#### ЗАДАНИЕ:
Выведи без изменений строки от самой первой до строки с "x-tick-label: Jul-25 xyxy=(836,1068,918,1101)" включительно.

#### СТРОКИ НАБОРА ДАННЫХ:
▶

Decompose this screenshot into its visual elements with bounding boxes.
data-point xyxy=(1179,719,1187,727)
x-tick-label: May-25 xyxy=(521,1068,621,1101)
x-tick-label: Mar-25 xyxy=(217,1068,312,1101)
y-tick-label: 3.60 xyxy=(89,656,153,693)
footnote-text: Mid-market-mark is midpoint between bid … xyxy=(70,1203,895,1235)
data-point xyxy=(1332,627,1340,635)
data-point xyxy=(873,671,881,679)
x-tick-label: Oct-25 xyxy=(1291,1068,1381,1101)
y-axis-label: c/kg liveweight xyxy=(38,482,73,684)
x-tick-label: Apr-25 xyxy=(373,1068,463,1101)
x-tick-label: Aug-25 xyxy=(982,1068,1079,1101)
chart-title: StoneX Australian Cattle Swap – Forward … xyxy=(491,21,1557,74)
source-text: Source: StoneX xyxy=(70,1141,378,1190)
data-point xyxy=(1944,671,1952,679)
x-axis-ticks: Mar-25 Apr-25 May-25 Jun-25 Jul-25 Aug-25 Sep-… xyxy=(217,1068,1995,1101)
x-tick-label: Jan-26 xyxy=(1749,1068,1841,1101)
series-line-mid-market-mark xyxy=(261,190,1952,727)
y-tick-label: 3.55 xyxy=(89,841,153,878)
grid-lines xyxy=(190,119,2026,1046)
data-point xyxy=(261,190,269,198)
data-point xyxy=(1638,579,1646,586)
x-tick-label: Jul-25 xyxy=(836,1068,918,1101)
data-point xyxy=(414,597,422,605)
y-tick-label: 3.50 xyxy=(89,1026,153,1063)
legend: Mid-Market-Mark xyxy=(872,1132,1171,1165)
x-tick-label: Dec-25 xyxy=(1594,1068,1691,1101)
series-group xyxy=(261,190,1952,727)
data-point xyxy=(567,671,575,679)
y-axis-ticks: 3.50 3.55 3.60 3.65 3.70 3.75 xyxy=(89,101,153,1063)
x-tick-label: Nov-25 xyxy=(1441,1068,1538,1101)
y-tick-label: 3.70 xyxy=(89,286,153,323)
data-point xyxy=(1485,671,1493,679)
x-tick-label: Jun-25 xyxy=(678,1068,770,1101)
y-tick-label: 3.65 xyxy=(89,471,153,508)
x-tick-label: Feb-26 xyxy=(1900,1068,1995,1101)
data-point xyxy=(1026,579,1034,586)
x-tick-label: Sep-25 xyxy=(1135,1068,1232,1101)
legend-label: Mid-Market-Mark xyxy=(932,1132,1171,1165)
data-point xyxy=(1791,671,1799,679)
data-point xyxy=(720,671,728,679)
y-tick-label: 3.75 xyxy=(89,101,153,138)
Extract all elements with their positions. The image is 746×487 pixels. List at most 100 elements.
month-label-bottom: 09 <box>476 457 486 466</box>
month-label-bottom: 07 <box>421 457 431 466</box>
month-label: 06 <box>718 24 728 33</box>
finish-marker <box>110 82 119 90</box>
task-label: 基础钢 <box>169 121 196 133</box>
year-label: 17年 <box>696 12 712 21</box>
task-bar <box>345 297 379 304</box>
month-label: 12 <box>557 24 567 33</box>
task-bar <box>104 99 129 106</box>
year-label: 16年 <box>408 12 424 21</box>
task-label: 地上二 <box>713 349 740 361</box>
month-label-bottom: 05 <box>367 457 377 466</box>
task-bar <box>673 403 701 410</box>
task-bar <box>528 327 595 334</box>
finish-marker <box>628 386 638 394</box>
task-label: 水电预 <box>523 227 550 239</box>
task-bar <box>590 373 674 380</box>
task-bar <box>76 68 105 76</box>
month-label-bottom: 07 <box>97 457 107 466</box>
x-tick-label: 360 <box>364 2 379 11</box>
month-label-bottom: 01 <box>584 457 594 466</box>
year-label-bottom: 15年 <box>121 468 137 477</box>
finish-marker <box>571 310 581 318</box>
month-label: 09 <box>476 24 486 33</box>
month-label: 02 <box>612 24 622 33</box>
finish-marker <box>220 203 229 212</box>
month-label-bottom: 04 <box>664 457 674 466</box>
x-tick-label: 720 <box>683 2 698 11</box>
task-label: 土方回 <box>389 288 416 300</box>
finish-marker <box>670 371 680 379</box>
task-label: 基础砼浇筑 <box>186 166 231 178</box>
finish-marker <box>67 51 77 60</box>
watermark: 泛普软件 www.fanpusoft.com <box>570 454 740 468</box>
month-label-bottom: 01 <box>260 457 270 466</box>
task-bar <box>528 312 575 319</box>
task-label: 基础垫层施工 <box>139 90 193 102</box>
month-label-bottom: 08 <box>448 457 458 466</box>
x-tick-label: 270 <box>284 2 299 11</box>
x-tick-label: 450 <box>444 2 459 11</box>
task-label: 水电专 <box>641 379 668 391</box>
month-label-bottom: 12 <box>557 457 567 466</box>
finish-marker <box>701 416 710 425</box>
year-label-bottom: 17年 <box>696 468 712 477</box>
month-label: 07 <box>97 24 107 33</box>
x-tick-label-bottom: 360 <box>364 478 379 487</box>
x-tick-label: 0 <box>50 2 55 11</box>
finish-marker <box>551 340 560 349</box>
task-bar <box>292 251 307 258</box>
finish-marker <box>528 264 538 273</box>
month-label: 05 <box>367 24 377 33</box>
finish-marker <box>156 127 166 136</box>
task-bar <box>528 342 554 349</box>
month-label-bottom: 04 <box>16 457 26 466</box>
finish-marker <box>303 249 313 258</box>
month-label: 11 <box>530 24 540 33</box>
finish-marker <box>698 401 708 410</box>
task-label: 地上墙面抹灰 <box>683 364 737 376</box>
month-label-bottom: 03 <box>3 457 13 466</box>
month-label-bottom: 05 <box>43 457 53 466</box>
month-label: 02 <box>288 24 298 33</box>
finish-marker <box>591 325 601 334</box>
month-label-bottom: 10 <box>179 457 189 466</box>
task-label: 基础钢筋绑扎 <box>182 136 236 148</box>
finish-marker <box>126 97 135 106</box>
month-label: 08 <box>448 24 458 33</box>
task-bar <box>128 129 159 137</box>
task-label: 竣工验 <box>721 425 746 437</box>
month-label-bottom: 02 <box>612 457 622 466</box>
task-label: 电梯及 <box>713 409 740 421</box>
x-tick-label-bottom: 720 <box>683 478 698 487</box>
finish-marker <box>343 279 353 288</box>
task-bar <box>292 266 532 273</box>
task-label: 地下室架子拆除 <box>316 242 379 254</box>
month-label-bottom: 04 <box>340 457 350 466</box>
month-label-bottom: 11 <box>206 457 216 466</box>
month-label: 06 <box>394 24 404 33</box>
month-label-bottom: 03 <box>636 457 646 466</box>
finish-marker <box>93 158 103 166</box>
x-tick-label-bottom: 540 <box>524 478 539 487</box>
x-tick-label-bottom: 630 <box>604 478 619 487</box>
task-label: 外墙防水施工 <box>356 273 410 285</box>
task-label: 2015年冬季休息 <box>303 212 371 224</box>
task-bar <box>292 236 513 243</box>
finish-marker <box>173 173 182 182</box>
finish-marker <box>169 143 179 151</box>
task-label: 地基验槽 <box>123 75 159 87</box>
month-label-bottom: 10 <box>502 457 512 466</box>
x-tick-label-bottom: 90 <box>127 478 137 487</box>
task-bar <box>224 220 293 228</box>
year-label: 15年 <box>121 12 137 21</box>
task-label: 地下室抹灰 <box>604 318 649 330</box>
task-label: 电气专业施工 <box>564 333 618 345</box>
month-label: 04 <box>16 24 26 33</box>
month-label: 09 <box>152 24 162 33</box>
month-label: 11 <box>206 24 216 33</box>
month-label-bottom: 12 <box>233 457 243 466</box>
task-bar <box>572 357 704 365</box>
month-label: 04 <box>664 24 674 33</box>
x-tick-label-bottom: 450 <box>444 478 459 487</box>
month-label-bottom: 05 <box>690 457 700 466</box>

◀

#### РЕЗУЛЬТАТ:
Decompose this screenshot into its visual elements with bounding boxes.
data-point xyxy=(1179,719,1187,727)
x-tick-label: May-25 xyxy=(521,1068,621,1101)
x-tick-label: Mar-25 xyxy=(217,1068,312,1101)
y-tick-label: 3.60 xyxy=(89,656,153,693)
footnote-text: Mid-market-mark is midpoint between bid … xyxy=(70,1203,895,1235)
data-point xyxy=(1332,627,1340,635)
data-point xyxy=(873,671,881,679)
x-tick-label: Oct-25 xyxy=(1291,1068,1381,1101)
y-axis-label: c/kg liveweight xyxy=(38,482,73,684)
x-tick-label: Apr-25 xyxy=(373,1068,463,1101)
x-tick-label: Aug-25 xyxy=(982,1068,1079,1101)
chart-title: StoneX Australian Cattle Swap – Forward … xyxy=(491,21,1557,74)
source-text: Source: StoneX xyxy=(70,1141,378,1190)
data-point xyxy=(1944,671,1952,679)
x-axis-ticks: Mar-25 Apr-25 May-25 Jun-25 Jul-25 Aug-25 Sep-… xyxy=(217,1068,1995,1101)
x-tick-label: Jan-26 xyxy=(1749,1068,1841,1101)
series-line-mid-market-mark xyxy=(261,190,1952,727)
y-tick-label: 3.55 xyxy=(89,841,153,878)
grid-lines xyxy=(190,119,2026,1046)
data-point xyxy=(261,190,269,198)
data-point xyxy=(1638,579,1646,586)
x-tick-label: Jul-25 xyxy=(836,1068,918,1101)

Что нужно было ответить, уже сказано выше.